(Records that describe figures)
_____
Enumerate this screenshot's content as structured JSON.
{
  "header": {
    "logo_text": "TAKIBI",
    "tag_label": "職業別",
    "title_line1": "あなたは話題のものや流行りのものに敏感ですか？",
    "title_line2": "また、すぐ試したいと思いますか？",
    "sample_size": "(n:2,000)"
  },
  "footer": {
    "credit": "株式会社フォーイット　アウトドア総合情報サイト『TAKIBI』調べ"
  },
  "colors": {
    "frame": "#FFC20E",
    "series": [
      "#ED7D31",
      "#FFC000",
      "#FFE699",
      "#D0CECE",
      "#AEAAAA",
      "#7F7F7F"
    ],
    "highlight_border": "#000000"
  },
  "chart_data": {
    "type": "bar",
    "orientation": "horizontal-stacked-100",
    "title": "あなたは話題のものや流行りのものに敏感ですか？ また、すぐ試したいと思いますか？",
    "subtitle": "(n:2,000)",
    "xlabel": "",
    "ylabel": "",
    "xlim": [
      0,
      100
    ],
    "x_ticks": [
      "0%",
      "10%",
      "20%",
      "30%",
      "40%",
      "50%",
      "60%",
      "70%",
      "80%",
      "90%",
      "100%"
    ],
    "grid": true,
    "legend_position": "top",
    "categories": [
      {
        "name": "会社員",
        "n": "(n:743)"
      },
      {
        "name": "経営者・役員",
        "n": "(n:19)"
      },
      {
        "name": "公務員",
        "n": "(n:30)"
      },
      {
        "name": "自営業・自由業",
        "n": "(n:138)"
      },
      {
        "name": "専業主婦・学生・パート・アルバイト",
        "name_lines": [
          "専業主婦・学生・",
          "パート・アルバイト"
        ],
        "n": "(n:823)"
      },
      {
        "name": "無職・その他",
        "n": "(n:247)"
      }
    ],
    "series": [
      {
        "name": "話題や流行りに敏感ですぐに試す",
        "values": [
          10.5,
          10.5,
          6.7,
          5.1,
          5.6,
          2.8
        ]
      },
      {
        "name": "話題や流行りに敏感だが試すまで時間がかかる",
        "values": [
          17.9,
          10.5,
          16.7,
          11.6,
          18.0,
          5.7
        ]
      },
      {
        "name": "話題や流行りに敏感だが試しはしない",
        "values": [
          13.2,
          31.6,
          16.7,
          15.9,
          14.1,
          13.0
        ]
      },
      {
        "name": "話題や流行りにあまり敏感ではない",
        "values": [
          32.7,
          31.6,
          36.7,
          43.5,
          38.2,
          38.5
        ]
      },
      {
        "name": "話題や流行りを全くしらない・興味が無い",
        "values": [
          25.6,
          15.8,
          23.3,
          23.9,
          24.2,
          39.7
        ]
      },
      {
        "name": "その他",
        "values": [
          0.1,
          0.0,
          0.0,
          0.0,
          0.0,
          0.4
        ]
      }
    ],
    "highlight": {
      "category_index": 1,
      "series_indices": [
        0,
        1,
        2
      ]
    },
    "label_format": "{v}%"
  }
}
_____
* _Directions_
Which lines include the word "すぐ試したいと思いますか"? Copy every one of them.

* _Exercise result_
    "title_line2": "また、すぐ試したいと思いますか？",
    "title": "あなたは話題のものや流行りのものに敏感ですか？ また、すぐ試したいと思いますか？",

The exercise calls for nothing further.